# Stated exercise
Give every line from the entries that contains "SRMTID".

(Rows from a dataset)
---+---

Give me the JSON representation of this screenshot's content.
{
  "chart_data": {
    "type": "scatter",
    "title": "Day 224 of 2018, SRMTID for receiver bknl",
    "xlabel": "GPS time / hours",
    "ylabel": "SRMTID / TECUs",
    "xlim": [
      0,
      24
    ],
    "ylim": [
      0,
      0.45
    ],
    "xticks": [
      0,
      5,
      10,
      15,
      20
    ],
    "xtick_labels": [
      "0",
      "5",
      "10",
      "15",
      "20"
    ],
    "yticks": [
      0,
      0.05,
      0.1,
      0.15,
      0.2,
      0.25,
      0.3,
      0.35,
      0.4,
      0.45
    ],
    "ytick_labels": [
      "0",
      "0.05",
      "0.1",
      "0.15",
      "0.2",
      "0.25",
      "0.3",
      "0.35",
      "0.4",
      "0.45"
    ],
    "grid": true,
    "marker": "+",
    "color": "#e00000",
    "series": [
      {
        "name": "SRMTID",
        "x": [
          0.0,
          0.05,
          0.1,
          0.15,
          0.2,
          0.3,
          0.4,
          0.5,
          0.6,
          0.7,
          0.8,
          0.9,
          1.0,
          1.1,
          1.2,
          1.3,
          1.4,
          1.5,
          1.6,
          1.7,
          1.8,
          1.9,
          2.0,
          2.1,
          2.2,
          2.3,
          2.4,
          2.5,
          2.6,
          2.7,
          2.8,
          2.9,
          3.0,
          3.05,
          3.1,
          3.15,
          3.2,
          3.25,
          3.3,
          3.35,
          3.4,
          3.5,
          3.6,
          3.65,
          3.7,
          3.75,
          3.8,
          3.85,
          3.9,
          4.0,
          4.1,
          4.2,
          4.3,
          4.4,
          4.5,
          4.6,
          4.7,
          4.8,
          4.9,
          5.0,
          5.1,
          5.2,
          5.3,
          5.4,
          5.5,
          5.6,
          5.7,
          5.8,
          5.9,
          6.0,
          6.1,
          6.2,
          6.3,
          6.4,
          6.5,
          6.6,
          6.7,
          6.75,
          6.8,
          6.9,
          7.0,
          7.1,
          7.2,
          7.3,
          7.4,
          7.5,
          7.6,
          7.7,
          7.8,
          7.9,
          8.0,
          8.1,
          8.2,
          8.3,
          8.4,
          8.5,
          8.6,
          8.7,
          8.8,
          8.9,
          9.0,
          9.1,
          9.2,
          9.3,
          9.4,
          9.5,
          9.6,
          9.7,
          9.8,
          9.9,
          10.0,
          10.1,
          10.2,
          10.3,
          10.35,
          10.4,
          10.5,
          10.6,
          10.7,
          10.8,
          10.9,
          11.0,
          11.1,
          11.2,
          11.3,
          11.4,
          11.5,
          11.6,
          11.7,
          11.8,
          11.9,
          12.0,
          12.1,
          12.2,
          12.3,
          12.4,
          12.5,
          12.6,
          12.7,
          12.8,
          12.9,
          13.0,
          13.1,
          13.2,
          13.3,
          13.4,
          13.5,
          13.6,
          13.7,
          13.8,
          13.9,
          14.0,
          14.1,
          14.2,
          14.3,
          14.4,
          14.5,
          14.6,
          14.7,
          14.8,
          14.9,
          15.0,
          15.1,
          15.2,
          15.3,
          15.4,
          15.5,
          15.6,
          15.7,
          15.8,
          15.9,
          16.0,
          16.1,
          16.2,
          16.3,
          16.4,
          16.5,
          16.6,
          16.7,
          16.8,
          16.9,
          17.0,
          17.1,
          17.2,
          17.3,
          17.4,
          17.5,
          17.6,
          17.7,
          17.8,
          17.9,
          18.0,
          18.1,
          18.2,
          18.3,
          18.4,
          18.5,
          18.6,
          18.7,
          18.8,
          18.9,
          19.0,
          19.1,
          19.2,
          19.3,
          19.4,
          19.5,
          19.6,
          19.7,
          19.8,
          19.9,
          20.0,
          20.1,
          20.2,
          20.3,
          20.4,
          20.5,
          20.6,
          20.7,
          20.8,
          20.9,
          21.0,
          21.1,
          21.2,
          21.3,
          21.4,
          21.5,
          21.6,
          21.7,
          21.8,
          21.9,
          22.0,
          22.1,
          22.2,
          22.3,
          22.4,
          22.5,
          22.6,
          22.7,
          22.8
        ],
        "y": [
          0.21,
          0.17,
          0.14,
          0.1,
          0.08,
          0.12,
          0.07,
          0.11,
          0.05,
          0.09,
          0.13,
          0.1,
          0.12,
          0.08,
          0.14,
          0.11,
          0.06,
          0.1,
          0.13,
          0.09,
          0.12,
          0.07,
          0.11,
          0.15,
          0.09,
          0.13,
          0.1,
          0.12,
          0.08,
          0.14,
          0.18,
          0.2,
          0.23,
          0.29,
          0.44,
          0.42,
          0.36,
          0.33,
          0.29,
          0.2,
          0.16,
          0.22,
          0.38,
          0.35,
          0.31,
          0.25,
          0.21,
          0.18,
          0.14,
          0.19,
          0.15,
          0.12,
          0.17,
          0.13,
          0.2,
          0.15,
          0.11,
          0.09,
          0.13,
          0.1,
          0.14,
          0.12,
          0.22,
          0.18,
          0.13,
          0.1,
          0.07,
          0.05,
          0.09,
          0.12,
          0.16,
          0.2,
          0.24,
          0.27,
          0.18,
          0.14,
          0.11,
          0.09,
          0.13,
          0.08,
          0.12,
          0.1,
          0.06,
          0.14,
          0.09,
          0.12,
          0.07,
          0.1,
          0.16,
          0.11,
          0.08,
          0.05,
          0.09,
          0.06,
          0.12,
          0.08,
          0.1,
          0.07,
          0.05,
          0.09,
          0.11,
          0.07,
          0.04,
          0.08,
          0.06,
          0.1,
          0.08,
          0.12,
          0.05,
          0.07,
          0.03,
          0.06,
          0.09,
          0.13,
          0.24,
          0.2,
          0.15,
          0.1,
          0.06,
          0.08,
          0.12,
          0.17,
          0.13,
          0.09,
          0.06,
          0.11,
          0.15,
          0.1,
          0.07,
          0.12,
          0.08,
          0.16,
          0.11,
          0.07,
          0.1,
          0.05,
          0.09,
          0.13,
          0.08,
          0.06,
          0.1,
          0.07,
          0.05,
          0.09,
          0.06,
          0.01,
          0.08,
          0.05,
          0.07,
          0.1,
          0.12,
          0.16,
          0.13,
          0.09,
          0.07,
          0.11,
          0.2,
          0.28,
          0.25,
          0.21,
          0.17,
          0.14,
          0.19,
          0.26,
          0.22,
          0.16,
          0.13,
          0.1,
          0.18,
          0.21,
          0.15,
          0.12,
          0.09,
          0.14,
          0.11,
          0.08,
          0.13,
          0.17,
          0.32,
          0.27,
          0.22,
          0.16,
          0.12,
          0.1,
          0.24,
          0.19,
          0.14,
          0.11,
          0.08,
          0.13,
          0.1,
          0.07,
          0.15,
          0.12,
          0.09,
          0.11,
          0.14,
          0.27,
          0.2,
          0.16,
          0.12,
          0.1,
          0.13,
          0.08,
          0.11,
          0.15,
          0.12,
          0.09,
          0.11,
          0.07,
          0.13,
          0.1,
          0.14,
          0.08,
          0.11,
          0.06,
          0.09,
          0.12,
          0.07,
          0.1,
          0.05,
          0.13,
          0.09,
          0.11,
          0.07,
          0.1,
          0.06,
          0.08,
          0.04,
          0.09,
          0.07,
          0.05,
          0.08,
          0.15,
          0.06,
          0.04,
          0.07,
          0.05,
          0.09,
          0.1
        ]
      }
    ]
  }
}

---+---

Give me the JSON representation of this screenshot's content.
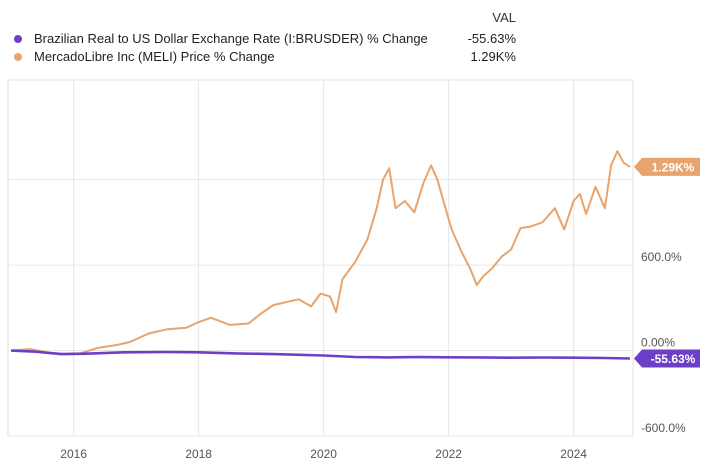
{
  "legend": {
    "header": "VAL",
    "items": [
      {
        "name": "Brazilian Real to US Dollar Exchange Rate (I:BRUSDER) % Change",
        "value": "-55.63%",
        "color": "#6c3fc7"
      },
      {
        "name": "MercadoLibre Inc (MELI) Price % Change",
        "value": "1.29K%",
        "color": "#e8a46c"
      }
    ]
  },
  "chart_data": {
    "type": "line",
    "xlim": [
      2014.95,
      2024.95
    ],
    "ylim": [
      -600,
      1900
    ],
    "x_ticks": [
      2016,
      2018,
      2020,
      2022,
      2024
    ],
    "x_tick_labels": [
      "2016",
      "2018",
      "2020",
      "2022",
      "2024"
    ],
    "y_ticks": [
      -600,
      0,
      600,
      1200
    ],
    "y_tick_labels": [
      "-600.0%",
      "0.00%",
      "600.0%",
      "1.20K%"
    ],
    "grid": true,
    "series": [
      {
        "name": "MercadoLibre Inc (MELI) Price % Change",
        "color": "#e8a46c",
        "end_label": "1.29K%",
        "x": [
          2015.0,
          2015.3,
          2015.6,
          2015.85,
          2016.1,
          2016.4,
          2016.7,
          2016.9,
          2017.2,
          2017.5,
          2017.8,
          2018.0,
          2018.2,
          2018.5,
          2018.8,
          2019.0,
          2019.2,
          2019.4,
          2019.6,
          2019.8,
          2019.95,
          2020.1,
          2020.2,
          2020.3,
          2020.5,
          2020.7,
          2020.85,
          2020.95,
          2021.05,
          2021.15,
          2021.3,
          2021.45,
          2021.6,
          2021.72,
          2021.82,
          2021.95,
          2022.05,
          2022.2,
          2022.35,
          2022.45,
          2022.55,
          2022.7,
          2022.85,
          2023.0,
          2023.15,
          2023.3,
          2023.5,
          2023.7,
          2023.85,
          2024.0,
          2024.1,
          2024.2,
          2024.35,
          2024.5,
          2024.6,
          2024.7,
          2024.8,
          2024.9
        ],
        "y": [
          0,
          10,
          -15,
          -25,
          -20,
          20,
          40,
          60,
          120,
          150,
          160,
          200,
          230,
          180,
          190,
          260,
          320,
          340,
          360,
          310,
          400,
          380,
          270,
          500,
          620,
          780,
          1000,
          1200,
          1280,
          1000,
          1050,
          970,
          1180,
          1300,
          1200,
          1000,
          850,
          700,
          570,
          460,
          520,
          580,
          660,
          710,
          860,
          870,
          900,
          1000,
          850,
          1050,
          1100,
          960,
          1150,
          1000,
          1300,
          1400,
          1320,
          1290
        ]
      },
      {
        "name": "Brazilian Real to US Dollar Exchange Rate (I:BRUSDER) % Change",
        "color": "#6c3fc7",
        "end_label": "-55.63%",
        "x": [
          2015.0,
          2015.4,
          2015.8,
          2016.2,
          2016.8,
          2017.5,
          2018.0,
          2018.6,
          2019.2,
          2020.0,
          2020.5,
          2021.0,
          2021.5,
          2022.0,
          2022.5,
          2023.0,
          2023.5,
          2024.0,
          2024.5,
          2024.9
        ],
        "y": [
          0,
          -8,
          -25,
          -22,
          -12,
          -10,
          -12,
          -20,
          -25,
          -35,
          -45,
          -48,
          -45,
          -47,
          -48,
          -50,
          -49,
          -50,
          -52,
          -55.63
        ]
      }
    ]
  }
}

---+---

# Output of the exercise
    "title": "Day 224 of 2018, SRMTID for receiver bknl",
    "ylabel": "SRMTID / TECUs",
        "name": "SRMTID",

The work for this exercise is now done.